What follows is a block of records; reproduce all of it verbatim.

▶

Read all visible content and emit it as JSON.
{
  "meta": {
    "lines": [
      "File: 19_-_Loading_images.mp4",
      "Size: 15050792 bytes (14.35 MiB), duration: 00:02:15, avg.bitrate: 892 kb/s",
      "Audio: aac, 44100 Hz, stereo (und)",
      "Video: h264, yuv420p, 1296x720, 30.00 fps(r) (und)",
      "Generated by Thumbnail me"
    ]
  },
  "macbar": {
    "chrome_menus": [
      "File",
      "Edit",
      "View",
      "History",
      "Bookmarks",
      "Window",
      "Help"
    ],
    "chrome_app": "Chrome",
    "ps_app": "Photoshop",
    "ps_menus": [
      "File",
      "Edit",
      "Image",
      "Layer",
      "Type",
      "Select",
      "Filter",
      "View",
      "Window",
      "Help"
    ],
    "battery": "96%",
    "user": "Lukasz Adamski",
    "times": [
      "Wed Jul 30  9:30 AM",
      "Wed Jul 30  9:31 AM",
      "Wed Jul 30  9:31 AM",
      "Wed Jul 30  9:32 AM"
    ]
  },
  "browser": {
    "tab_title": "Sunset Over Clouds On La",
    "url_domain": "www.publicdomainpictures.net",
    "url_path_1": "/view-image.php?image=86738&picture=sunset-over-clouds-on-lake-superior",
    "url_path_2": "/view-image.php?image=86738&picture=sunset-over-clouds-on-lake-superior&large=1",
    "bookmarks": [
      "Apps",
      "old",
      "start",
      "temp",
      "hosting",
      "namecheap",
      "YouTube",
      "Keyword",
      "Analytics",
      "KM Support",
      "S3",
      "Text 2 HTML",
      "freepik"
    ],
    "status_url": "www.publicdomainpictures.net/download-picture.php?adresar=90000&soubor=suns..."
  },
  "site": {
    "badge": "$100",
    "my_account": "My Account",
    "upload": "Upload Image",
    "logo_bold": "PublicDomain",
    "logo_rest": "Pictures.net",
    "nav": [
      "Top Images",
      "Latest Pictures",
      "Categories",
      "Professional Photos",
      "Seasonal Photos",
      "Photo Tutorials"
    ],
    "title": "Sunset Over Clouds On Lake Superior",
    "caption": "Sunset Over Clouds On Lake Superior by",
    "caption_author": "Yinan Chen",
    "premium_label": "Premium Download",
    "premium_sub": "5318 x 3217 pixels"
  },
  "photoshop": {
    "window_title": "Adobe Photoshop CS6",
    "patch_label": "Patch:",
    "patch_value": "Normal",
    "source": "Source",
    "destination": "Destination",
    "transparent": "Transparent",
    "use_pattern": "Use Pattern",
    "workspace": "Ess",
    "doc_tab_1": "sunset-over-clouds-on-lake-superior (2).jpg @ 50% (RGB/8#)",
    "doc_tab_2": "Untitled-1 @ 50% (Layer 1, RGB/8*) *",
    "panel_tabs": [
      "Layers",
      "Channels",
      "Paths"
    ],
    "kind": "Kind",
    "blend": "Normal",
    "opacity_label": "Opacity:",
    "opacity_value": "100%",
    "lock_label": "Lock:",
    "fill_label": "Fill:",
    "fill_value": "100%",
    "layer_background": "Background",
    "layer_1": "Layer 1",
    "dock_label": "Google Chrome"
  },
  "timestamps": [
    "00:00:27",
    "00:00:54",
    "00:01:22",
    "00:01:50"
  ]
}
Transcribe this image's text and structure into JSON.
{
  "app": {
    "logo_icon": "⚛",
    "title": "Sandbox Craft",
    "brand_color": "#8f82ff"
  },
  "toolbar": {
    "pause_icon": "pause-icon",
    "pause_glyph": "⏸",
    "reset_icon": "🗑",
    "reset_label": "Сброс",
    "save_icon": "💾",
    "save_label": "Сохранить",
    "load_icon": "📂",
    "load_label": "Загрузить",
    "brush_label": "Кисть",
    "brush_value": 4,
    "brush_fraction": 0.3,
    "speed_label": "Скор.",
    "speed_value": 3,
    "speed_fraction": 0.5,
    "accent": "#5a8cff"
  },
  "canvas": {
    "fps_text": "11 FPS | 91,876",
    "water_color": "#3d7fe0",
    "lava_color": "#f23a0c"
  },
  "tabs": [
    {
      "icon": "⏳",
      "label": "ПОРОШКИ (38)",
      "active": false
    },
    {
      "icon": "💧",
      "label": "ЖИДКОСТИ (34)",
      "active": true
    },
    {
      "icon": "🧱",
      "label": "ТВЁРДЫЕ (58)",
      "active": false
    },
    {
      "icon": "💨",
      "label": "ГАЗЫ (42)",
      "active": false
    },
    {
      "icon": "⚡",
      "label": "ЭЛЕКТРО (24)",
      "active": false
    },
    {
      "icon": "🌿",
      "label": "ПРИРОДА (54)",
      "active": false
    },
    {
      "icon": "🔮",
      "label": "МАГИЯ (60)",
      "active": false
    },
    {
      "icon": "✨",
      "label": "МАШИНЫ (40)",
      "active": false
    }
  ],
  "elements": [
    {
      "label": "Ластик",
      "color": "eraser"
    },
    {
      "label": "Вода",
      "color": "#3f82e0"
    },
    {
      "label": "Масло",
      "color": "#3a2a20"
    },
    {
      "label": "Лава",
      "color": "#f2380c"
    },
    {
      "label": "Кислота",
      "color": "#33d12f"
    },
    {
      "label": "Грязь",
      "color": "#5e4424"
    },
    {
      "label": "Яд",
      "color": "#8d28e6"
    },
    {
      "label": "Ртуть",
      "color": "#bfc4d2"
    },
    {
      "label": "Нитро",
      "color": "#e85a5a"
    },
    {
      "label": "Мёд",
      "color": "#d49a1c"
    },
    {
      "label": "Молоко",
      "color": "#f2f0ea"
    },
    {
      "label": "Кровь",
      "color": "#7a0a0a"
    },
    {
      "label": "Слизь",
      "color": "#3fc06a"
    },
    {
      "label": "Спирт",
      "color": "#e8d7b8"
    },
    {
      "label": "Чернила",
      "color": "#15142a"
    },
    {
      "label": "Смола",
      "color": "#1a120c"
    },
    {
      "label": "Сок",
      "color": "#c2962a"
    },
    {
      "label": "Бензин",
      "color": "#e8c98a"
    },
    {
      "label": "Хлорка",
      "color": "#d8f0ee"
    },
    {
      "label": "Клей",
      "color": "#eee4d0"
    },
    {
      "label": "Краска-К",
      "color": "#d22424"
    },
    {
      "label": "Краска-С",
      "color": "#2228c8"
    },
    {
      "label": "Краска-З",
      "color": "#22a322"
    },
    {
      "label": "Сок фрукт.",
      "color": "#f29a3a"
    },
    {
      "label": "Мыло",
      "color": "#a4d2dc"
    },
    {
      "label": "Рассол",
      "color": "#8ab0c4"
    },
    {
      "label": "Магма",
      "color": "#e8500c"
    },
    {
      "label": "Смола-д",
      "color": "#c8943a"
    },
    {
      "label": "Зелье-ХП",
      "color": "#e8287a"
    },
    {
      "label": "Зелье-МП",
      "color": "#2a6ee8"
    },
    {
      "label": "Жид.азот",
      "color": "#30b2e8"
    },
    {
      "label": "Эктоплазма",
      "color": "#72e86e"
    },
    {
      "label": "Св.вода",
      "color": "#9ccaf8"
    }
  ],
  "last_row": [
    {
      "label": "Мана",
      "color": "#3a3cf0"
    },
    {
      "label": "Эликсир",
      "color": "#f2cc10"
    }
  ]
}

◀

Finished exercise:
Read all visible content and emit it as JSON.
{
  "meta": {
    "lines": [
      "File: 19_-_Loading_images.mp4",
      "Size: 15050792 bytes (14.35 MiB), duration: 00:02:15, avg.bitrate: 892 kb/s",
      "Audio: aac, 44100 Hz, stereo (und)",
      "Video: h264, yuv420p, 1296x720, 30.00 fps(r) (und)",
      "Generated by Thumbnail me"
    ]
  },
  "macbar": {
    "chrome_menus": [
      "File",
      "Edit",
      "View",
      "History",
      "Bookmarks",
      "Window",
      "Help"
    ],
    "chrome_app": "Chrome",
    "ps_app": "Photoshop",
    "ps_menus": [
      "File",
      "Edit",
      "Image",
      "Layer",
      "Type",
      "Select",
      "Filter",
      "View",
      "Window",
      "Help"
    ],
    "battery": "96%",
    "user": "Lukasz Adamski",
    "times": [
      "Wed Jul 30  9:30 AM",
      "Wed Jul 30  9:31 AM",
      "Wed Jul 30  9:31 AM",
      "Wed Jul 30  9:32 AM"
    ]
  },
  "browser": {
    "tab_title": "Sunset Over Clouds On La",
    "url_domain": "www.publicdomainpictures.net",
    "url_path_1": "/view-image.php?image=86738&picture=sunset-over-clouds-on-lake-superior",
    "url_path_2": "/view-image.php?image=86738&picture=sunset-over-clouds-on-lake-superior&large=1",
    "bookmarks": [
      "Apps",
      "old",
      "start",
      "temp",
      "hosting",
      "namecheap",
      "YouTube",
      "Keyword",
      "Analytics",
      "KM Support",
      "S3",
      "Text 2 HTML",
      "freepik"
    ],
    "status_url": "www.publicdomainpictures.net/download-picture.php?adresar=90000&soubor=suns..."
  },
  "site": {
    "badge": "$100",
    "my_account": "My Account",
    "upload": "Upload Image",
    "logo_bold": "PublicDomain",
    "logo_rest": "Pictures.net",
    "nav": [
      "Top Images",
      "Latest Pictures",
      "Categories",
      "Professional Photos",
      "Seasonal Photos",
      "Photo Tutorials"
    ],
    "title": "Sunset Over Clouds On Lake Superior",
    "caption": "Sunset Over Clouds On Lake Superior by",
    "caption_author": "Yinan Chen",
    "premium_label": "Premium Download",
    "premium_sub": "5318 x 3217 pixels"
  },
  "photoshop": {
    "window_title": "Adobe Photoshop CS6",
    "patch_label": "Patch:",
    "patch_value": "Normal",
    "source": "Source",
    "destination": "Destination",
    "transparent": "Transparent",
    "use_pattern": "Use Pattern",
    "workspace": "Ess",
    "doc_tab_1": "sunset-over-clouds-on-lake-superior (2).jpg @ 50% (RGB/8#)",
    "doc_tab_2": "Untitled-1 @ 50% (Layer 1, RGB/8*) *",
    "panel_tabs": [
      "Layers",
      "Channels",
      "Paths"
    ],
    "kind": "Kind",
    "blend": "Normal",
    "opacity_label": "Opacity:",
    "opacity_value": "100%",
    "lock_label": "Lock:",
    "fill_label": "Fill:",
    "fill_value": "100%",
    "layer_background": "Background",
    "layer_1": "Layer 1",
    "dock_label": "Google Chrome"
  },
  "timestamps": [
    "00:00:27",
    "00:00:54",
    "00:01:22",
    "00:01:50"
  ]
}
Transcribe this image's text and structure into JSON.
{
  "app": {
    "logo_icon": "⚛",
    "title": "Sandbox Craft",
    "brand_color": "#8f82ff"
  },
  "toolbar": {
    "pause_icon": "pause-icon",
    "pause_glyph": "⏸",
    "reset_icon": "🗑",
    "reset_label": "Сброс",
    "save_icon": "💾",
    "save_label": "Сохранить",
    "load_icon": "📂",
    "load_label": "Загрузить",
    "brush_label": "Кисть",
    "brush_value": 4,
    "brush_fraction": 0.3,
    "speed_label": "Скор.",
    "speed_value": 3,
    "speed_fraction": 0.5,
    "accent": "#5a8cff"
  },
  "canvas": {
    "fps_text": "11 FPS | 91,876",
    "water_color": "#3d7fe0",
    "lava_color": "#f23a0c"
  },
  "tabs": [
    {
      "icon": "⏳",
      "label": "ПОРОШКИ (38)",
      "active": false
    },
    {
      "icon": "💧",
      "label": "ЖИДКОСТИ (34)",
      "active": true
    },
    {
      "icon": "🧱",
      "label": "ТВЁРДЫЕ (58)",
      "active": false
    },
    {
      "icon": "💨",
      "label": "ГАЗЫ (42)",
      "active": false
    },
    {
      "icon": "⚡",
      "label": "ЭЛЕКТРО (24)",
      "active": false
    },
    {
      "icon": "🌿",
      "label": "ПРИРОДА (54)",
      "active": false
    },
    {
      "icon": "🔮",
      "label": "МАГИЯ (60)",
      "active": false
    },
    {
      "icon": "✨",
      "label": "МАШИНЫ (40)",
      "active": false
    }
  ],
  "elements": [
    {
      "label": "Ластик",
      "color": "eraser"
    },
    {
      "label": "Вода",
      "color": "#3f82e0"
    },
    {
      "label": "Масло",
      "color": "#3a2a20"
    },
    {
      "label": "Лава",
      "color": "#f2380c"
    },
    {
      "label": "Кислота",
      "color": "#33d12f"
    },
    {
      "label": "Грязь",
      "color": "#5e4424"
    },
    {
      "label": "Яд",
      "color": "#8d28e6"
    },
    {
      "label": "Ртуть",
      "color": "#bfc4d2"
    },
    {
      "label": "Нитро",
      "color": "#e85a5a"
    },
    {
      "label": "Мёд",
      "color": "#d49a1c"
    },
    {
      "label": "Молоко",
      "color": "#f2f0ea"
    },
    {
      "label": "Кровь",
      "color": "#7a0a0a"
    },
    {
      "label": "Слизь",
      "color": "#3fc06a"
    },
    {
      "label": "Спирт",
      "color": "#e8d7b8"
    },
    {
      "label": "Чернила",
      "color": "#15142a"
    },
    {
      "label": "Смола",
      "color": "#1a120c"
    },
    {
      "label": "Сок",
      "color": "#c2962a"
    },
    {
      "label": "Бензин",
      "color": "#e8c98a"
    },
    {
      "label": "Хлорка",
      "color": "#d8f0ee"
    },
    {
      "label": "Клей",
      "color": "#eee4d0"
    },
    {
      "label": "Краска-К",
      "color": "#d22424"
    },
    {
      "label": "Краска-С",
      "color": "#2228c8"
    },
    {
      "label": "Краска-З",
      "color": "#22a322"
    },
    {
      "label": "Сок фрукт.",
      "color": "#f29a3a"
    },
    {
      "label": "Мыло",
      "color": "#a4d2dc"
    },
    {
      "label": "Рассол",
      "color": "#8ab0c4"
    },
    {
      "label": "Магма",
      "color": "#e8500c"
    },
    {
      "label": "Смола-д",
      "color": "#c8943a"
    },
    {
      "label": "Зелье-ХП",
      "color": "#e8287a"
    },
    {
      "label": "Зелье-МП",
      "color": "#2a6ee8"
    },
    {
      "label": "Жид.азот",
      "color": "#30b2e8"
    },
    {
      "label": "Эктоплазма",
      "color": "#72e86e"
    },
    {
      "label": "Св.вода",
      "color": "#9ccaf8"
    }
  ],
  "last_row": [
    {
      "label": "Мана",
      "color": "#3a3cf0"
    },
    {
      "label": "Эликсир",
      "color": "#f2cc10"
    }
  ]
}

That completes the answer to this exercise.